>>>

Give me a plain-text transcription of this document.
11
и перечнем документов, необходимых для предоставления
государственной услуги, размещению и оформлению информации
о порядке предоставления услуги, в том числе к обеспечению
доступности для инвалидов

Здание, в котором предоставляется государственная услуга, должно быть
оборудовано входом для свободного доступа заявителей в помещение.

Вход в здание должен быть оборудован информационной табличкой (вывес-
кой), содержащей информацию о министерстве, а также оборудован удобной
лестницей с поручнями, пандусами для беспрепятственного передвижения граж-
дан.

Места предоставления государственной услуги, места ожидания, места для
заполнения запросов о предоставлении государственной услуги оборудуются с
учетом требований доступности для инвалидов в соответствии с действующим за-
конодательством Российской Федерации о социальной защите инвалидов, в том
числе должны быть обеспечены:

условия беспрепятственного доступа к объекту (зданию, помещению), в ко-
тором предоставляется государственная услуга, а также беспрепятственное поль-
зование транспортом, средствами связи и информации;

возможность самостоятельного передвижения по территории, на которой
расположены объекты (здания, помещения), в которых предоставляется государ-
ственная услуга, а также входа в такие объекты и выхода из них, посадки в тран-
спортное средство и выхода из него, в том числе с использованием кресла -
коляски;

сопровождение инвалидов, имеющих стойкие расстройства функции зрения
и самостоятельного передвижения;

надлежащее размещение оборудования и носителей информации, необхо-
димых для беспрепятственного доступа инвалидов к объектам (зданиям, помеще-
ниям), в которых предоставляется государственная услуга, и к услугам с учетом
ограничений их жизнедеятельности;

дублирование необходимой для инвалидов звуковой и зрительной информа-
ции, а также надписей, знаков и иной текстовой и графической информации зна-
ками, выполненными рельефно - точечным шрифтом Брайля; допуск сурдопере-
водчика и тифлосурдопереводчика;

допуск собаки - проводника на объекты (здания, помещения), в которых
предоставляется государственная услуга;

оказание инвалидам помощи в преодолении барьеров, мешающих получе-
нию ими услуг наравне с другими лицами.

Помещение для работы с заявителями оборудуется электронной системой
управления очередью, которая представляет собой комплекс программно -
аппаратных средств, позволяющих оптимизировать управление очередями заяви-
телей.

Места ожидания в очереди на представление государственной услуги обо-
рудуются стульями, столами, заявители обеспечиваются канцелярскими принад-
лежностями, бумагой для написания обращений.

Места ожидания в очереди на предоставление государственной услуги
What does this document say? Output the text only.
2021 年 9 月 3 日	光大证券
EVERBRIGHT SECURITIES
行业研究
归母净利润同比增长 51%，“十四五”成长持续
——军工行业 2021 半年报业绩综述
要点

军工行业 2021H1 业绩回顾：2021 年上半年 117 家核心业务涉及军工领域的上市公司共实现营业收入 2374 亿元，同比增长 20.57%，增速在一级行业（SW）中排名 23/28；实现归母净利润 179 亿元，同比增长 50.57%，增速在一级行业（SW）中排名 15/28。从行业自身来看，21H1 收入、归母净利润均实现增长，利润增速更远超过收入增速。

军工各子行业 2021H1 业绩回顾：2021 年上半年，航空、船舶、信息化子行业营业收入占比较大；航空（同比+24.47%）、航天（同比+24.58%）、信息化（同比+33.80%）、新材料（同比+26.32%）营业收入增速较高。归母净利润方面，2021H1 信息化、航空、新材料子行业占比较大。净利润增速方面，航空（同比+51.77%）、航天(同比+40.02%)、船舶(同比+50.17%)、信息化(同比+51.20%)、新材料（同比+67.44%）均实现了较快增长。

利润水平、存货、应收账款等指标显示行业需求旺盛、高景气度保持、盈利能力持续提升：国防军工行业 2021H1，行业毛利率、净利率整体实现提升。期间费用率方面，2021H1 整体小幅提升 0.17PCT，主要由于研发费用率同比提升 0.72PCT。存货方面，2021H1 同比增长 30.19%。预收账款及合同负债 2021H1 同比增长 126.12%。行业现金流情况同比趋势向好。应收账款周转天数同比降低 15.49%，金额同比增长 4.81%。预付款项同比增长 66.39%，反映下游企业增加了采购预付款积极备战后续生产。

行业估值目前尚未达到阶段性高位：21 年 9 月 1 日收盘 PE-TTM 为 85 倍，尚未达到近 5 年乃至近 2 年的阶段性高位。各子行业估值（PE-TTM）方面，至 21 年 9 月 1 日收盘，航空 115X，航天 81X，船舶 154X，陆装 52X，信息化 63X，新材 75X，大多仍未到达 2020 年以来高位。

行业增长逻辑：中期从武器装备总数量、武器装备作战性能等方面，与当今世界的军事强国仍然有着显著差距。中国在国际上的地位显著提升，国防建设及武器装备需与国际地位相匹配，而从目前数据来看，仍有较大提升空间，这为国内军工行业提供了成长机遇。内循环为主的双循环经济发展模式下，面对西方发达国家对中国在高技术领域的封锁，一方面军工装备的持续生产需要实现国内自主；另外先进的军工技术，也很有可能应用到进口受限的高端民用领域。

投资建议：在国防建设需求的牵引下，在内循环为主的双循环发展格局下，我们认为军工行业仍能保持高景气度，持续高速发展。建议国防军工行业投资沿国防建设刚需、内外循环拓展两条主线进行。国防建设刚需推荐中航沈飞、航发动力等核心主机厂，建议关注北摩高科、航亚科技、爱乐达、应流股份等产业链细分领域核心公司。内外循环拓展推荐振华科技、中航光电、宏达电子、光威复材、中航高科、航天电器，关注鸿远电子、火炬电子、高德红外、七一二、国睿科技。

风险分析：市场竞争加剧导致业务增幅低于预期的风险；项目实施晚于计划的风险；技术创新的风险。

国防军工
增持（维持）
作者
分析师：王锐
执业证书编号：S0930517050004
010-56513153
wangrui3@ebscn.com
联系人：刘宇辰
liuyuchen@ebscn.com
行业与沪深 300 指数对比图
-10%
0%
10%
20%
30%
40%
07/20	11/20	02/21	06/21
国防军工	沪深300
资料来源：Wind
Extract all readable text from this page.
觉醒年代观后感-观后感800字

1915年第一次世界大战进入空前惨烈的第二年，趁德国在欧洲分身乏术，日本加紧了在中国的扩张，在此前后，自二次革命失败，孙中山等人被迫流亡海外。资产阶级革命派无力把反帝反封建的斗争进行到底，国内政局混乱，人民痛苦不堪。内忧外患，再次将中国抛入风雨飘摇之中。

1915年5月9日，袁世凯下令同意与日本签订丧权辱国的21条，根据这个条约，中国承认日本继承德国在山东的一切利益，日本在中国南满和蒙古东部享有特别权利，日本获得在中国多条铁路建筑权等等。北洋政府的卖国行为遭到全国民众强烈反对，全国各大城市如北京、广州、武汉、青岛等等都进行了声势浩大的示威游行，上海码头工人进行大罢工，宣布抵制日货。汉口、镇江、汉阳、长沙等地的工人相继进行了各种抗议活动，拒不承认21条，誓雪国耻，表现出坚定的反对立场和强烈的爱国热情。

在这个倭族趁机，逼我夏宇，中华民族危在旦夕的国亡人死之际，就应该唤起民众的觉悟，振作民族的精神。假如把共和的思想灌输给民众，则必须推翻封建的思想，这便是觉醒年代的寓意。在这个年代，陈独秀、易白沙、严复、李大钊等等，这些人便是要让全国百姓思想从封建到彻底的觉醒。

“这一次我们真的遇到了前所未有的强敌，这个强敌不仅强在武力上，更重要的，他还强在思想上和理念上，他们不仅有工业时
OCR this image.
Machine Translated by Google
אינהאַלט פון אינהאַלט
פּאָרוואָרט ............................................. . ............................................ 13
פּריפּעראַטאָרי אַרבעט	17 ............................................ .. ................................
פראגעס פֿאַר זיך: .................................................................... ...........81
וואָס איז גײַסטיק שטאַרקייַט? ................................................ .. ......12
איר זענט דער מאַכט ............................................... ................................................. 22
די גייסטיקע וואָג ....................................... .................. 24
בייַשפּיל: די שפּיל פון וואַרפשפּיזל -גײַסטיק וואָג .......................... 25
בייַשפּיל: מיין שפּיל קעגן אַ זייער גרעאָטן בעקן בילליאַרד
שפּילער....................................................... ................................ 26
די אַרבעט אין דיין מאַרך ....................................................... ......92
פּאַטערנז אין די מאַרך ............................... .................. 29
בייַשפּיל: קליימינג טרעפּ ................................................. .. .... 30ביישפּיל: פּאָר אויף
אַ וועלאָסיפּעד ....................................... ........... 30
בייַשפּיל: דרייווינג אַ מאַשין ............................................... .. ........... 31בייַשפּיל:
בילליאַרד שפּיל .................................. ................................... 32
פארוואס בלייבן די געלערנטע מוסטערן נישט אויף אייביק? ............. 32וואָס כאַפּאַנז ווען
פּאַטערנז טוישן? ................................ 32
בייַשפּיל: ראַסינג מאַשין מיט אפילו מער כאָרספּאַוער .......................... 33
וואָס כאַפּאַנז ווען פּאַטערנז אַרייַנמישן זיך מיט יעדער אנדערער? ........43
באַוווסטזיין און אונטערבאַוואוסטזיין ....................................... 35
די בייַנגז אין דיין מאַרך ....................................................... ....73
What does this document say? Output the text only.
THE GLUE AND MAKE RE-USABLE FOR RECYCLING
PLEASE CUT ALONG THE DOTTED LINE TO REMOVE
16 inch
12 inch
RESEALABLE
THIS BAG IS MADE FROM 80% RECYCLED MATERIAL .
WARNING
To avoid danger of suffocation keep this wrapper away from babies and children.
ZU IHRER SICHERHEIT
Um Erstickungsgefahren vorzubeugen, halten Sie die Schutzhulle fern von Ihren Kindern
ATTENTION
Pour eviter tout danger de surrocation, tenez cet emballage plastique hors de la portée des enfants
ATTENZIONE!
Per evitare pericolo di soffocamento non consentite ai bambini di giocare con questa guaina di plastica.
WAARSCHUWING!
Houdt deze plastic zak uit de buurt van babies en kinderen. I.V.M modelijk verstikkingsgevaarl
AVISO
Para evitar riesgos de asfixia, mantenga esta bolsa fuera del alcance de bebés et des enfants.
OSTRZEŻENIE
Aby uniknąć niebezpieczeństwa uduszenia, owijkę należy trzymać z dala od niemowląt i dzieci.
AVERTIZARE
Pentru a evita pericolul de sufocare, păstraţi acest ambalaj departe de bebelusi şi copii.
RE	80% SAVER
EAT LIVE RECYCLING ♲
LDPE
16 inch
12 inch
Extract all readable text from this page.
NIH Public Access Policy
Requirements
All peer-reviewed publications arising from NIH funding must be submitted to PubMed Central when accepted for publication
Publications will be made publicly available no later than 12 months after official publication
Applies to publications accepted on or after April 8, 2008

<<<

= WHAT THE TASK ASKS =
Select and copy every line of the listing with the word "выхода".

= EXERCISE ANSWER =
ственная услуга, а также входа в такие объекты и выхода из них, посадки в тран-
спортное средство и выхода из него, в том числе с использованием кресла -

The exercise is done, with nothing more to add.